■ **WHAT YOU ARE ASKED TO DO**
Below are records. Copy every line with "title" in it.
======== SUPPLIED DATA
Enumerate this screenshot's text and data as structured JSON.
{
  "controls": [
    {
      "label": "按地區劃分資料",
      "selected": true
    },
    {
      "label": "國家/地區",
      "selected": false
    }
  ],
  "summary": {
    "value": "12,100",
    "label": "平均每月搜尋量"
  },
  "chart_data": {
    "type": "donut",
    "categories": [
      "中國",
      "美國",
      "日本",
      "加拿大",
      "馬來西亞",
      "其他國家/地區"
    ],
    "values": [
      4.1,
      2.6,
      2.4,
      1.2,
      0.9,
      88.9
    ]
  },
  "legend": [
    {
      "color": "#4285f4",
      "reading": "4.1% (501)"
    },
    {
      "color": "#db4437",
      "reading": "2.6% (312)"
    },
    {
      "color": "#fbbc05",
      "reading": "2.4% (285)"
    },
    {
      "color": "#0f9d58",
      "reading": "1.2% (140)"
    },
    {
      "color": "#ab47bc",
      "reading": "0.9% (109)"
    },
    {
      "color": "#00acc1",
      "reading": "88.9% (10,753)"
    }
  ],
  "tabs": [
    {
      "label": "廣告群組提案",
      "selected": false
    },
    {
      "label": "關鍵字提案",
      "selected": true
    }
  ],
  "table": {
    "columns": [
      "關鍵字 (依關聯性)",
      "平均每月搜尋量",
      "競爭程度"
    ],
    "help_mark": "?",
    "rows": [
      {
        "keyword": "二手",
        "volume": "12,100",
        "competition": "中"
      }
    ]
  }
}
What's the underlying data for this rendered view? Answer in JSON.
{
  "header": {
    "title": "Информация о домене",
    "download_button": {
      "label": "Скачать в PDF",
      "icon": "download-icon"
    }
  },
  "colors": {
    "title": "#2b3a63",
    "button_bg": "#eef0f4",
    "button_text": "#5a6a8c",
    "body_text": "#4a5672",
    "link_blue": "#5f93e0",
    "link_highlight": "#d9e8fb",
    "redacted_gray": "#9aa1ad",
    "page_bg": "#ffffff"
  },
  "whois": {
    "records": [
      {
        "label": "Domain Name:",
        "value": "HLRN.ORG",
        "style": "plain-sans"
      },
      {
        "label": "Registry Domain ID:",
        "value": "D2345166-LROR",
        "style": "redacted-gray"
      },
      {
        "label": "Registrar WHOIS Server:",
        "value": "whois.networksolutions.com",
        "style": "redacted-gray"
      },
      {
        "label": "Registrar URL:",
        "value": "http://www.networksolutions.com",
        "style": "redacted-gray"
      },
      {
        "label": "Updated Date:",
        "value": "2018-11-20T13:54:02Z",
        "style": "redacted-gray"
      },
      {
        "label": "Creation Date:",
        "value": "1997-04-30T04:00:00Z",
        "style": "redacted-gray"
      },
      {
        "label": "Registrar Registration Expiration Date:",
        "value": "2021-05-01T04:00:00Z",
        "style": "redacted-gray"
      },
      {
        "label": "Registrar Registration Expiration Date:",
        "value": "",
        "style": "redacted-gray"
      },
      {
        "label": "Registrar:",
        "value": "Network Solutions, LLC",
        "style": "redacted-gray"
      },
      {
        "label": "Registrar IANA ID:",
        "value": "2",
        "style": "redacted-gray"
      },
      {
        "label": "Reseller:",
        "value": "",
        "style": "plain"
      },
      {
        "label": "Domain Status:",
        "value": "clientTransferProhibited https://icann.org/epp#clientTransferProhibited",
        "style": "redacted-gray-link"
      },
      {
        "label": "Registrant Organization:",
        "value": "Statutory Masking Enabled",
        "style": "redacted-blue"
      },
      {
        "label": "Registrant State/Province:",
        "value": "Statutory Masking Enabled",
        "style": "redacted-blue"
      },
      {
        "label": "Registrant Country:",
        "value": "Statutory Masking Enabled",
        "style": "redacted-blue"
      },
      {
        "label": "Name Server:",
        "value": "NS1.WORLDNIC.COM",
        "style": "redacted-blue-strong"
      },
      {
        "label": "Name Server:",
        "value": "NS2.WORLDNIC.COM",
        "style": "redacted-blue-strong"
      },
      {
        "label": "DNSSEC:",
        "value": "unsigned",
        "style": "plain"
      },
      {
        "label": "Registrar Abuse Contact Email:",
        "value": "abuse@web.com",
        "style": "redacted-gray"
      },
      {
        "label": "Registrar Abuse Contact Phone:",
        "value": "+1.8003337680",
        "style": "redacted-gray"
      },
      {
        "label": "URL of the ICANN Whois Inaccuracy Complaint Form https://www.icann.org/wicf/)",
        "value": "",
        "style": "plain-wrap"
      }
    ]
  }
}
================
■ **FINISHED TASK**
    "title": "Информация о домене",
    "title": "#2b3a63",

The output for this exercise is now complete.